··· Input rows

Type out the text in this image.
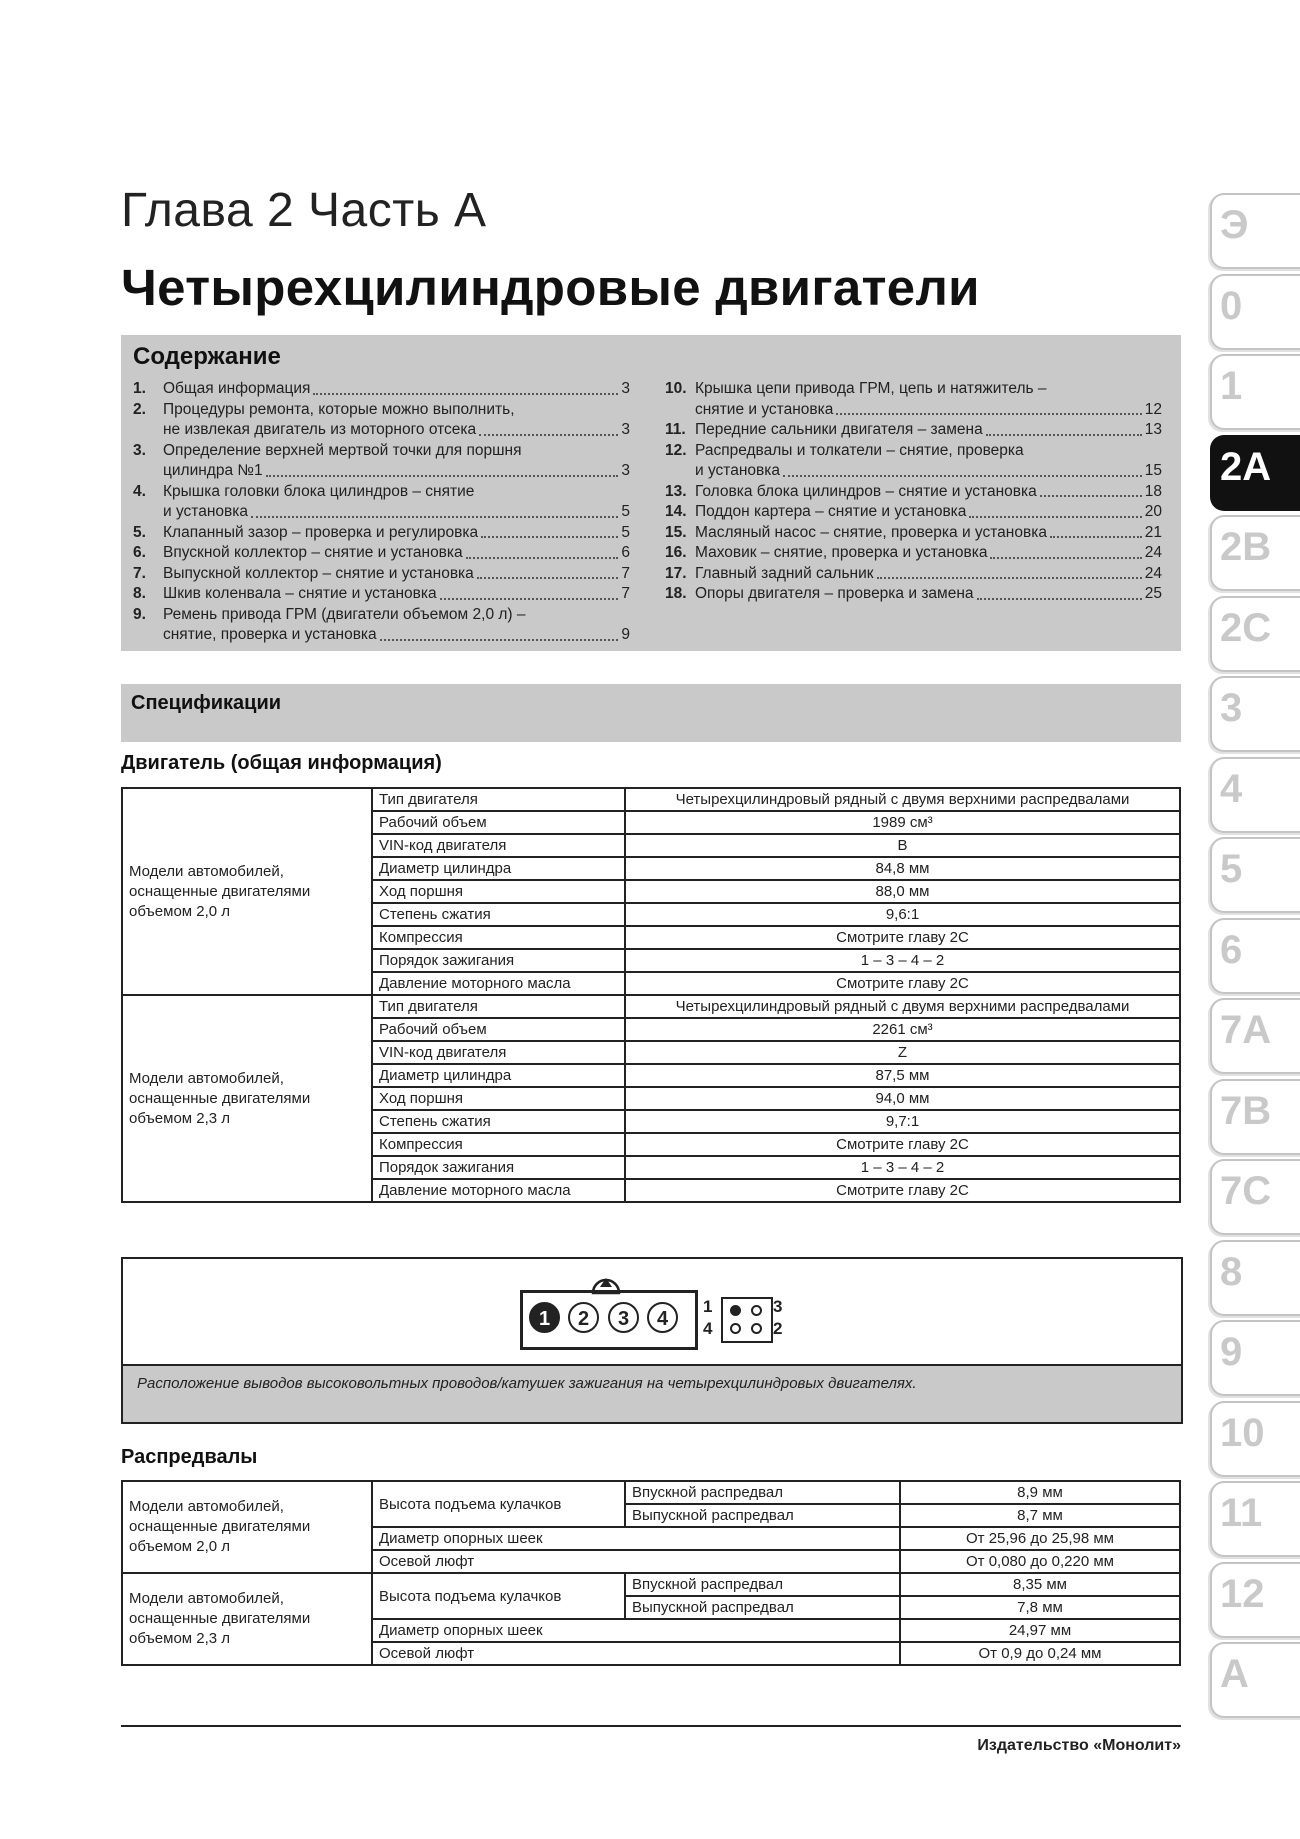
Глава 2 Часть А
Четырехцилиндровые двигатели
Содержание
1.	Общая информация	3
2.	Процедуры ремонта, которые можно выполнить,
не извлекая двигатель из моторного отсека	3
3.	Определение верхней мертвой точки для поршня
цилиндра №1	3
4.	Крышка головки блока цилиндров – снятие
и установка	5
5.	Клапанный зазор – проверка и регулировка	5
6.	Впускной коллектор – снятие и установка	6
7.	Выпускной коллектор – снятие и установка	7
8.	Шкив коленвала – снятие и установка	7
9.	Ремень привода ГРМ (двигатели объемом 2,0 л) –
снятие, проверка и установка	9
10. Крышка цепи привода ГРМ, цепь и натяжитель –
снятие и установка	12
11. Передние сальники двигателя – замена	13
12. Распредвалы и толкатели – снятие, проверка
и установка	15
13. Головка блока цилиндров – снятие и установка	18
14. Поддон картера – снятие и установка	20
15. Масляный насос – снятие, проверка и установка	21
16. Маховик – снятие, проверка и установка	24
17. Главный задний сальник	24
18. Опоры двигателя – проверка и замена	25
Спецификации
Двигатель (общая информация)
Модели автомобилей, оснащенные двигателями объемом 2,0 л	Тип двигателя	Четырехцилиндровый рядный с двумя верхними распредвалами
	Рабочий объем	1989 см³
	VIN-код двигателя	B
	Диаметр цилиндра	84,8 мм
	Ход поршня	88,0 мм
	Степень сжатия	9,6:1
	Компрессия	Смотрите главу 2С
	Порядок зажигания	1 – 3 – 4 – 2
	Давление моторного масла	Смотрите главу 2С
Модели автомобилей, оснащенные двигателями объемом 2,3 л	Тип двигателя	Четырехцилиндровый рядный с двумя верхними распредвалами
	Рабочий объем	2261 см³
	VIN-код двигателя	Z
	Диаметр цилиндра	87,5 мм
	Ход поршня	94,0 мм
	Степень сжатия	9,7:1
	Компрессия	Смотрите главу 2С
	Порядок зажигания	1 – 3 – 4 – 2
	Давление моторного масла	Смотрите главу 2С
1	2	3	4
1	3
4	2
Расположение выводов высоковольтных проводов/катушек зажигания на четырехцилиндровых двигателях.
Распредвалы
Модели автомобилей, оснащенные двигателями объемом 2,0 л	Высота подъема кулачков	Впускной распредвал	8,9 мм
		Выпускной распредвал	8,7 мм
	Диаметр опорных шеек		От 25,96 до 25,98 мм
	Осевой люфт		От 0,080 до 0,220 мм
Модели автомобилей, оснащенные двигателями объемом 2,3 л	Высота подъема кулачков	Впускной распредвал	8,35 мм
		Выпускной распредвал	7,8 мм
	Диаметр опорных шеек		24,97 мм
	Осевой люфт		От 0,9 до 0,24 мм
Э
0
1
2A
2B
2C
3
4
5
6
7A
7B
7C
8
9
10
11
12
A
Издательство «Монолит»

······

* **What to do**: Write out the material above again, word for word, minus its pictures.

* **Task output**:
Type out the text in this image.
Глава 2 Часть А
Четырехцилиндровые двигатели
Содержание
1.	Общая информация	3
2.	Процедуры ремонта, которые можно выполнить,
не извлекая двигатель из моторного отсека	3
3.	Определение верхней мертвой точки для поршня
цилиндра №1	3
4.	Крышка головки блока цилиндров – снятие
и установка	5
5.	Клапанный зазор – проверка и регулировка	5
6.	Впускной коллектор – снятие и установка	6
7.	Выпускной коллектор – снятие и установка	7
8.	Шкив коленвала – снятие и установка	7
9.	Ремень привода ГРМ (двигатели объемом 2,0 л) –
снятие, проверка и установка	9
10. Крышка цепи привода ГРМ, цепь и натяжитель –
снятие и установка	12
11. Передние сальники двигателя – замена	13
12. Распредвалы и толкатели – снятие, проверка
и установка	15
13. Головка блока цилиндров – снятие и установка	18
14. Поддон картера – снятие и установка	20
15. Масляный насос – снятие, проверка и установка	21
16. Маховик – снятие, проверка и установка	24
17. Главный задний сальник	24
18. Опоры двигателя – проверка и замена	25
Спецификации
Двигатель (общая информация)
Модели автомобилей, оснащенные двигателями объемом 2,0 л	Тип двигателя	Четырехцилиндровый рядный с двумя верхними распредвалами
	Рабочий объем	1989 см³
	VIN-код двигателя	B
	Диаметр цилиндра	84,8 мм
	Ход поршня	88,0 мм
	Степень сжатия	9,6:1
	Компрессия	Смотрите главу 2С
	Порядок зажигания	1 – 3 – 4 – 2
	Давление моторного масла	Смотрите главу 2С
Модели автомобилей, оснащенные двигателями объемом 2,3 л	Тип двигателя	Четырехцилиндровый рядный с двумя верхними распредвалами
	Рабочий объем	2261 см³
	VIN-код двигателя	Z
	Диаметр цилиндра	87,5 мм
	Ход поршня	94,0 мм
	Степень сжатия	9,7:1
	Компрессия	Смотрите главу 2С
	Порядок зажигания	1 – 3 – 4 – 2
	Давление моторного масла	Смотрите главу 2С
1	2	3	4
1	3
4	2
Расположение выводов высоковольтных проводов/катушек зажигания на четырехцилиндровых двигателях.
Распредвалы
Модели автомобилей, оснащенные двигателями объемом 2,0 л	Высота подъема кулачков	Впускной распредвал	8,9 мм
		Выпускной распредвал	8,7 мм
	Диаметр опорных шеек		От 25,96 до 25,98 мм
	Осевой люфт		От 0,080 до 0,220 мм
Модели автомобилей, оснащенные двигателями объемом 2,3 л	Высота подъема кулачков	Впускной распредвал	8,35 мм
		Выпускной распредвал	7,8 мм
	Диаметр опорных шеек		24,97 мм
	Осевой люфт		От 0,9 до 0,24 мм
Э
0
1
2A
2B
2C
3
4
5
6
7A
7B
7C
8
9
10
11
12
A
Издательство «Монолит»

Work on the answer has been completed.